§ WHAT TO WORK ON
Reading down the listing below, count the lines where the word "object" shows up, then give only that count.

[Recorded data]
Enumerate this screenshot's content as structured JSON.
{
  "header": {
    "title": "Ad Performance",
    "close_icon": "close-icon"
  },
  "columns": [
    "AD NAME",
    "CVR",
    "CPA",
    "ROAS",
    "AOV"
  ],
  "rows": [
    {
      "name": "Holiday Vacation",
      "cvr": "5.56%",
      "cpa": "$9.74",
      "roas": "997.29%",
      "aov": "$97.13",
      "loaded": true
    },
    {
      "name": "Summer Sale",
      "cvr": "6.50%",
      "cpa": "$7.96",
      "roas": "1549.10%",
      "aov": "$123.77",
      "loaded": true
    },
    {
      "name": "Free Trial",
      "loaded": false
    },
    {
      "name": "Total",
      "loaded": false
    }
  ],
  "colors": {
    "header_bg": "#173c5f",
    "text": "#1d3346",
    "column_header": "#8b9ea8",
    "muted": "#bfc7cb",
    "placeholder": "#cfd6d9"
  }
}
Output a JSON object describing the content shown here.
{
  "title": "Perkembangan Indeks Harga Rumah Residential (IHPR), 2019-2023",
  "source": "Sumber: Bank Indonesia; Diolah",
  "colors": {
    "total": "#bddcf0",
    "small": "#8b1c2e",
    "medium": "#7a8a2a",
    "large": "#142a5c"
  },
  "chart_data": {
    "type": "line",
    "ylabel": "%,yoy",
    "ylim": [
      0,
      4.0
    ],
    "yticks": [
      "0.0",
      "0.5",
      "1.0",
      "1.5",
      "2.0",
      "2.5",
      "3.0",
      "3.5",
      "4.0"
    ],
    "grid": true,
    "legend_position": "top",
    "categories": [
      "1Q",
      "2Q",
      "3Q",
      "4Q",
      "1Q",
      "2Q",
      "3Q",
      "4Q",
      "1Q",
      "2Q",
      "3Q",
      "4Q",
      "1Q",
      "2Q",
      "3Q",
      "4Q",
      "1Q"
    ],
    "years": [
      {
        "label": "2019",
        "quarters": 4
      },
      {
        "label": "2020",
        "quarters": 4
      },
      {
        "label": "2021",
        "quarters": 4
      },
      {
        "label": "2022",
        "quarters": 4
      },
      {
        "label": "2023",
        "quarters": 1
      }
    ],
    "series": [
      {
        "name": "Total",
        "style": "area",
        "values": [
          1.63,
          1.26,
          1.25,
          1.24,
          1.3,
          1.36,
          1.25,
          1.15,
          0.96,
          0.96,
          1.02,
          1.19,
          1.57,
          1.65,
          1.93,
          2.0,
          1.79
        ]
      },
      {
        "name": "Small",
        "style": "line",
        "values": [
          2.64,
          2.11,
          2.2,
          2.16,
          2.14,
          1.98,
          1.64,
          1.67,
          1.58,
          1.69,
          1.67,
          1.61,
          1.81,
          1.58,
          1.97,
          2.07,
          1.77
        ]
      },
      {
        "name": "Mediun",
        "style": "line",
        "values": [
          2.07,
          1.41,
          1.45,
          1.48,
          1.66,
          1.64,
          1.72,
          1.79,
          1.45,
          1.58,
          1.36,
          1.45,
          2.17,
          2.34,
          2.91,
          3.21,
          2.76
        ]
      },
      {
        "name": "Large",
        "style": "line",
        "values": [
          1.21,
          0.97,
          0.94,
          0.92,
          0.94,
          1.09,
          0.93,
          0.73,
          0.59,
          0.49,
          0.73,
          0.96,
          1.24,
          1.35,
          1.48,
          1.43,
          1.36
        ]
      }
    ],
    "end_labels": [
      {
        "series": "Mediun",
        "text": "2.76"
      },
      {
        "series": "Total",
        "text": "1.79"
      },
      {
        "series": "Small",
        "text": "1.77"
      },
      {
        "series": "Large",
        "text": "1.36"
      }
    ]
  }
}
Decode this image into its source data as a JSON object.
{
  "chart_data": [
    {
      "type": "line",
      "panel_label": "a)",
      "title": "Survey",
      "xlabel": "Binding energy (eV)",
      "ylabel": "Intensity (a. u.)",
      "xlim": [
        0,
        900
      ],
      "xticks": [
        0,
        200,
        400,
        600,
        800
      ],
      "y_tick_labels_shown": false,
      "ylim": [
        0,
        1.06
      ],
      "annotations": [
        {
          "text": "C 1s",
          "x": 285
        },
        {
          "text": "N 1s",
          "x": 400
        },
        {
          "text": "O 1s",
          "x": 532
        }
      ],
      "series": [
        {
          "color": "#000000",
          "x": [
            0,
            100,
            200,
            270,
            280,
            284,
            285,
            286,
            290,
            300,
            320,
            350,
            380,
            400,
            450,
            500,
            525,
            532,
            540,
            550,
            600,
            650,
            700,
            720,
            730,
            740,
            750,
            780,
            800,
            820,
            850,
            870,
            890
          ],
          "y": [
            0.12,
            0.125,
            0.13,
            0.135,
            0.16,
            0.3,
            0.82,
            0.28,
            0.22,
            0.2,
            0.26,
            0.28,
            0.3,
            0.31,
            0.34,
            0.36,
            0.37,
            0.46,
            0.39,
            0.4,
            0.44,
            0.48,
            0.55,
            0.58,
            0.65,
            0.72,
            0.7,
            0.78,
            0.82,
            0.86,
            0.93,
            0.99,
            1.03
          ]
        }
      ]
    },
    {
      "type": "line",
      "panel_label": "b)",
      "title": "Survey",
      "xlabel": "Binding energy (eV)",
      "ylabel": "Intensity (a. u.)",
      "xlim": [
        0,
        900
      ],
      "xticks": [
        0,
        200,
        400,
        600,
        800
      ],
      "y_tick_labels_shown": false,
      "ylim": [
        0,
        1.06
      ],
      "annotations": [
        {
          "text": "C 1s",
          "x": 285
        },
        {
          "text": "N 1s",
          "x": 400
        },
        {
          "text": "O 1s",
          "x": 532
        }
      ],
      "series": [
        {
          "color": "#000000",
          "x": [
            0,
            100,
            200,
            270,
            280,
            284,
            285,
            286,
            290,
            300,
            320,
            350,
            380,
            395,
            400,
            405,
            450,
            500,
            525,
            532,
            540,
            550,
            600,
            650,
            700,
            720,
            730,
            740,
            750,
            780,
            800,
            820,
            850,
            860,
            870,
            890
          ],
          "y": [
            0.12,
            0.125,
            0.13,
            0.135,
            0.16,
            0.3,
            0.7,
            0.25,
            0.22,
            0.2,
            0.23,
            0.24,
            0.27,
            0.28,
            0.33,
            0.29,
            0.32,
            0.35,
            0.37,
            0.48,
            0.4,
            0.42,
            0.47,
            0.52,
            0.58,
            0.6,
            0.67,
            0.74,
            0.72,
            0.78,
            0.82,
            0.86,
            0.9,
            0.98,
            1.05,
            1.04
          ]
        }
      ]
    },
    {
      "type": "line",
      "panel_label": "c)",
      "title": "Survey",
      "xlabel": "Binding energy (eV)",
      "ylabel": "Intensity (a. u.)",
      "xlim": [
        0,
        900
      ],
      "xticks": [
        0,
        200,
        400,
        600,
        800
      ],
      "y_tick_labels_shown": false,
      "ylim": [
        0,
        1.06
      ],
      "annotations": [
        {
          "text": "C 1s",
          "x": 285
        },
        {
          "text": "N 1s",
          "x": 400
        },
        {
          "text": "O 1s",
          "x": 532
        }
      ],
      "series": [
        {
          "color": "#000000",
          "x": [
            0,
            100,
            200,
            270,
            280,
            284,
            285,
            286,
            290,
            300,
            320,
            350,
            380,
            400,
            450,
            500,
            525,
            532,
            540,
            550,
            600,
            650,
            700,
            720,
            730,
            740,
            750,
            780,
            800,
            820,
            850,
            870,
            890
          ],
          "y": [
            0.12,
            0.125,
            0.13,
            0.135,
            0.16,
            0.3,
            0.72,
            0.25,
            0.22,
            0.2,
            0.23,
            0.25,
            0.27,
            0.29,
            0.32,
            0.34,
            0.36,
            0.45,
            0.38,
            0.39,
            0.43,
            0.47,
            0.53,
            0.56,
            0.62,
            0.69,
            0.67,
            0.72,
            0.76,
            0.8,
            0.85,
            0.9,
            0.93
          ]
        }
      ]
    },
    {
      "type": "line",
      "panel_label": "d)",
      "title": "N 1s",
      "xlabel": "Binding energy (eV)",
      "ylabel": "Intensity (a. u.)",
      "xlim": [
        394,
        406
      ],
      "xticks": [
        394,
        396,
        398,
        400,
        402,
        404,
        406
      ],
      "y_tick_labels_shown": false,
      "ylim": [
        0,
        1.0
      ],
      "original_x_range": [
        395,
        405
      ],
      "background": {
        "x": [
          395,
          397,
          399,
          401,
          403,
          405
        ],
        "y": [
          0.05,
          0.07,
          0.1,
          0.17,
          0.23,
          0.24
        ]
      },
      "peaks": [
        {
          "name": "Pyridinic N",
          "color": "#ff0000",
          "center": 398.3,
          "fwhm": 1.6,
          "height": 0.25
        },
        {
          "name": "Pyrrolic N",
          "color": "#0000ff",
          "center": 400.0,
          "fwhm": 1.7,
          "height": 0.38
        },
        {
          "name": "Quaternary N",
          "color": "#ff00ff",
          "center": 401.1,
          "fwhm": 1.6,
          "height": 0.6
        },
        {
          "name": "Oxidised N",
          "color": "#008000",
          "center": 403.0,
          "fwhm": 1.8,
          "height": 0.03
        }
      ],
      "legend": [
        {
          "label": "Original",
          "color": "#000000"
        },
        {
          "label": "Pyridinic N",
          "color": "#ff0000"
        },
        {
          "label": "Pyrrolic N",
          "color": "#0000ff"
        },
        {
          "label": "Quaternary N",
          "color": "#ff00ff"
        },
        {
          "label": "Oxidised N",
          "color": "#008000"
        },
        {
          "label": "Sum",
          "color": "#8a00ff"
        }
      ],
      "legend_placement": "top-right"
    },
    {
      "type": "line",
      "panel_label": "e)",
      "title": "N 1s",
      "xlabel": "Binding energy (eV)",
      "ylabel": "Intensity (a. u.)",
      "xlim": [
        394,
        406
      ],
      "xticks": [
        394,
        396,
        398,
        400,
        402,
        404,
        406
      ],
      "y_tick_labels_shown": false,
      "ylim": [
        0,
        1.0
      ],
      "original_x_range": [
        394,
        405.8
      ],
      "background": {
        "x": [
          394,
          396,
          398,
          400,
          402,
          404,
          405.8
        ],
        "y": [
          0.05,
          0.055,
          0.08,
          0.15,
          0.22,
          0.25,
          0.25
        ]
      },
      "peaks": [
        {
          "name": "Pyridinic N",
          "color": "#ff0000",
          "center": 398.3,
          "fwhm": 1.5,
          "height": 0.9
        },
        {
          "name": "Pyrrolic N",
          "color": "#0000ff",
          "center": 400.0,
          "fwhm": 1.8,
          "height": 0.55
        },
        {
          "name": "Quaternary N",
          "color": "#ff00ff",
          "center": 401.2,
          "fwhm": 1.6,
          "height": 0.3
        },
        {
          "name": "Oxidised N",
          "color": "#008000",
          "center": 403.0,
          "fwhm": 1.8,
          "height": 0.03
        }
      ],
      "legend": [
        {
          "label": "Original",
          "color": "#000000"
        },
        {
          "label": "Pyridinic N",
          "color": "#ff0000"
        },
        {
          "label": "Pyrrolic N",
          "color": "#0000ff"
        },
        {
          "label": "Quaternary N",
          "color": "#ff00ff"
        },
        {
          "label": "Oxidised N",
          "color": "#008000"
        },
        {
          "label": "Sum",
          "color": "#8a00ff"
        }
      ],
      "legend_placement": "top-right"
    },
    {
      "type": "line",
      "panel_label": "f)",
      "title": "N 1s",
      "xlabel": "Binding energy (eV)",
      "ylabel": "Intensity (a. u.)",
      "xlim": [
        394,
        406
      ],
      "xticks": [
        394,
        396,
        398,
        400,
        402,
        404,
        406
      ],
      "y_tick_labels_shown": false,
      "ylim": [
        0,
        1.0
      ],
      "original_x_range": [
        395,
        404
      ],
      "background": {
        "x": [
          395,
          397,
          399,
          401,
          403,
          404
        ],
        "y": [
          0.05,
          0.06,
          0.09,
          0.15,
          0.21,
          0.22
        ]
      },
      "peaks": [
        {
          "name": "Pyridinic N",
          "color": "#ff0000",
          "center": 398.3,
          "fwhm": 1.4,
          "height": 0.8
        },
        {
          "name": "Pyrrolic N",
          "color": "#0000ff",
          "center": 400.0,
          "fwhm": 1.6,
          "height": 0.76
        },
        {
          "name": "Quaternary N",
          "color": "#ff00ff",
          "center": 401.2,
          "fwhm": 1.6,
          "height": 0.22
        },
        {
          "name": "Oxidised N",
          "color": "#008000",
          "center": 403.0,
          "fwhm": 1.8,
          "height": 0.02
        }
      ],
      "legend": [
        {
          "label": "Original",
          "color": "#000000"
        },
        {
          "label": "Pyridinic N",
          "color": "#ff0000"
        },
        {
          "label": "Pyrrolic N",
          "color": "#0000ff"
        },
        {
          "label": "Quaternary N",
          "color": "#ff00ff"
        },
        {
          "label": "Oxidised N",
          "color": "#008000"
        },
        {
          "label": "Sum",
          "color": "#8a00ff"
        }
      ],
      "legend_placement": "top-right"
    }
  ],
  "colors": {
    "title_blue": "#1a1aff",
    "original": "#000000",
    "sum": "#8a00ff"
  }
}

§ TASK SOLUTION
2